● Aim
Tally the lines of the listing that contain the string "text". Give the number and nothing else.

(Extracted records)
+ + +

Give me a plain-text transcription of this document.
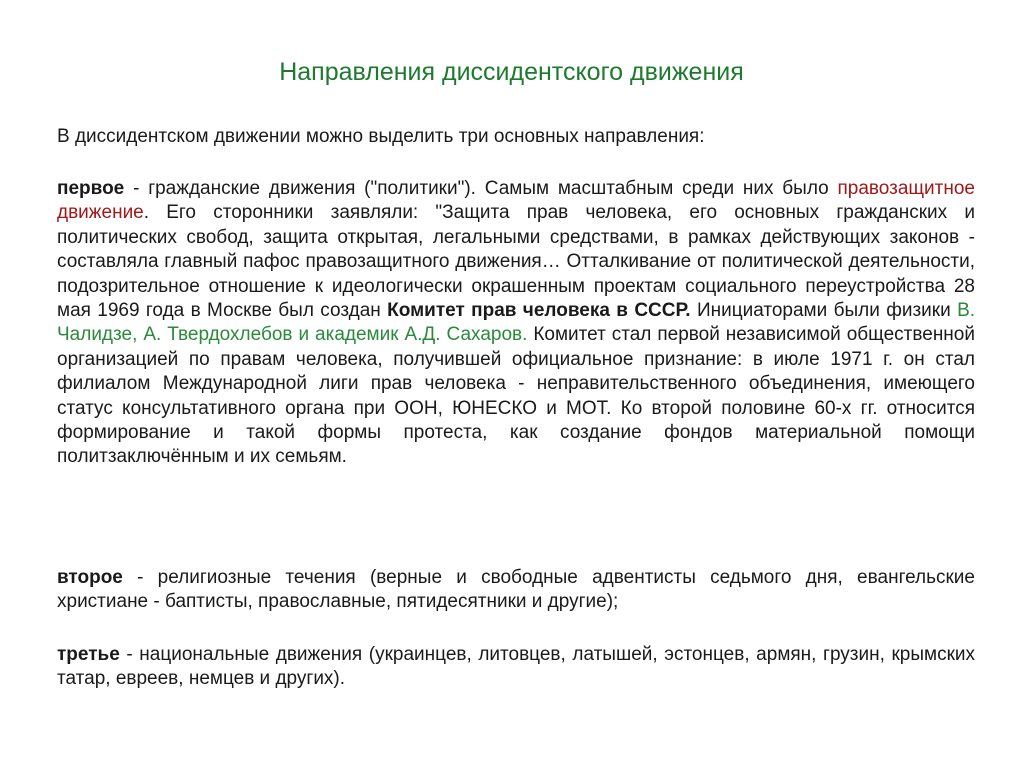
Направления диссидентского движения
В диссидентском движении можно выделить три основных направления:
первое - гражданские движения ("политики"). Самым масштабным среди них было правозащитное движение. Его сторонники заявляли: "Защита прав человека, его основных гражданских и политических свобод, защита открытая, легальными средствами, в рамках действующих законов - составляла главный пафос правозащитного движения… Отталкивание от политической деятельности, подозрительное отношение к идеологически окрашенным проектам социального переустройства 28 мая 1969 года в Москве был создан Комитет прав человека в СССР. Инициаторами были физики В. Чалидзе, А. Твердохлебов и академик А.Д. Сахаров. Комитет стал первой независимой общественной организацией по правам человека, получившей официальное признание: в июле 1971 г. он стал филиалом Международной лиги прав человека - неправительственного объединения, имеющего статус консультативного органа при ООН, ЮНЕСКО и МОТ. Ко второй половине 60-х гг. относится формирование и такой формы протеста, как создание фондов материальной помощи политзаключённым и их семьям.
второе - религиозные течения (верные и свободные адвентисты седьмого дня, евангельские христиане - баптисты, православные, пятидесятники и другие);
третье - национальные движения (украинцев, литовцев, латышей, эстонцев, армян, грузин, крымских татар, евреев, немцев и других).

+ + +

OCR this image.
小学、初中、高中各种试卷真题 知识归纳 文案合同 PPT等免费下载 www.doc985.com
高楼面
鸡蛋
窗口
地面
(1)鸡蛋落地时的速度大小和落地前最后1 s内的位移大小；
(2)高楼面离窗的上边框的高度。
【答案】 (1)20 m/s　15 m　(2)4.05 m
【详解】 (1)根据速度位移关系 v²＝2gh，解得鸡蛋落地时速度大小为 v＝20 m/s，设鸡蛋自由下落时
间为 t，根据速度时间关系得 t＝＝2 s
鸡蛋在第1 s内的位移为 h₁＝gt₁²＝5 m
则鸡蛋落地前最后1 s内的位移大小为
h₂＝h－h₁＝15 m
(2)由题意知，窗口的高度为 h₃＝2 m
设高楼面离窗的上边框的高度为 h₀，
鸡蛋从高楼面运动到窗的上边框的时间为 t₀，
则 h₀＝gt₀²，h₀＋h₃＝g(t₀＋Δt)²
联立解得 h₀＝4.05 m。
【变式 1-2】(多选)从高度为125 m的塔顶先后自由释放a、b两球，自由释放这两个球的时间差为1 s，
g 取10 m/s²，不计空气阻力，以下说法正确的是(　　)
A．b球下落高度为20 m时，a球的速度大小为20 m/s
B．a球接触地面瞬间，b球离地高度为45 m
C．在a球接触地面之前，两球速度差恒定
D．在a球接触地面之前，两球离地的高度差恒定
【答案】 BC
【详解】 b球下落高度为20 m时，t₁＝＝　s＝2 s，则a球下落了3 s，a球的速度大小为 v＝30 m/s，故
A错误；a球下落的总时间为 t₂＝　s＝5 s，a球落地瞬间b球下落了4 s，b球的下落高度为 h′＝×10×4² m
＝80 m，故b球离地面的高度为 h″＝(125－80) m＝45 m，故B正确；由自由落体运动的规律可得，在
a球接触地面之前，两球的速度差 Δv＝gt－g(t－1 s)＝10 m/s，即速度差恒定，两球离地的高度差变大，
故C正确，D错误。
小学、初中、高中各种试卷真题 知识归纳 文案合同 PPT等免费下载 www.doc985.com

+ + +

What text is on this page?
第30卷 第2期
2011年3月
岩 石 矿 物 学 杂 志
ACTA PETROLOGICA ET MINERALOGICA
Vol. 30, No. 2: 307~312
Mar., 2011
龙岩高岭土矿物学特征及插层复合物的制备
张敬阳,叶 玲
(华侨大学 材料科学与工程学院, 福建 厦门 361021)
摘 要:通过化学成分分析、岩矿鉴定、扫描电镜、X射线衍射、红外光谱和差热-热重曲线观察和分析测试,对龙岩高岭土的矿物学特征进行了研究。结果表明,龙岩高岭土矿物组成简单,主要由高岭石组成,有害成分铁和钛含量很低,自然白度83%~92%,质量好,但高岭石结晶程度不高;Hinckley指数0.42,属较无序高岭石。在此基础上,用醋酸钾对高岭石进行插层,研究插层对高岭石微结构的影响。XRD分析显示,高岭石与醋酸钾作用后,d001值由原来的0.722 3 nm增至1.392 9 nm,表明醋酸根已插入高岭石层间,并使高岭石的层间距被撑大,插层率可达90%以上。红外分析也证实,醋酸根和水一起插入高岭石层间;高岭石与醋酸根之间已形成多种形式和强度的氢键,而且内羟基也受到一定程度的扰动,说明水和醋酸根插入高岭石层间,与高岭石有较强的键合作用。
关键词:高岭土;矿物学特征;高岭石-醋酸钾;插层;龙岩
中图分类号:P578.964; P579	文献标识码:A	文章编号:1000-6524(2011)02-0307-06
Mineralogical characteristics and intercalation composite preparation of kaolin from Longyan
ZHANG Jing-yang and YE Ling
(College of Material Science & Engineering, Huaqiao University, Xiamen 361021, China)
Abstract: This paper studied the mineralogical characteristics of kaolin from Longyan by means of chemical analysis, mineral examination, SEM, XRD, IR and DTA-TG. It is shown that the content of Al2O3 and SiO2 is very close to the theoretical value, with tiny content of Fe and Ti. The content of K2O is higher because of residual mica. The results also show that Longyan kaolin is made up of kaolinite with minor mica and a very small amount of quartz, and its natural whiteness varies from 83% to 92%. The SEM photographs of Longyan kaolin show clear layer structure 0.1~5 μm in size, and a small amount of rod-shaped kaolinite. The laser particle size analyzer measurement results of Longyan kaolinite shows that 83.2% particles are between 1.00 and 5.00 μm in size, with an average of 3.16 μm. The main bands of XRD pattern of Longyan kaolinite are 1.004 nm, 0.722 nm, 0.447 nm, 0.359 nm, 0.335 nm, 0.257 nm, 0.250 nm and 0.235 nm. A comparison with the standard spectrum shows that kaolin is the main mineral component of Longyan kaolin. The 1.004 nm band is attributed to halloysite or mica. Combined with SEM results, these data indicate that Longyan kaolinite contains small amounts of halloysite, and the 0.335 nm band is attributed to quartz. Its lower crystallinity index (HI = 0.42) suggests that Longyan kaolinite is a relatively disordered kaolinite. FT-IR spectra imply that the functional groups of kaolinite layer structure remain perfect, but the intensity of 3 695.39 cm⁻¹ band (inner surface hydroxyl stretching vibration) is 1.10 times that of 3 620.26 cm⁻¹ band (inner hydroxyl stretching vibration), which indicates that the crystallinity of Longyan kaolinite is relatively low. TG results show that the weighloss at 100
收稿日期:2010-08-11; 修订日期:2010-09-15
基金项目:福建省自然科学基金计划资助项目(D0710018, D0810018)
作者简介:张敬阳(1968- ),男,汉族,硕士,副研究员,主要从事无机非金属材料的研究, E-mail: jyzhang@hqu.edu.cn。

+ + +

● Response to this exercise
2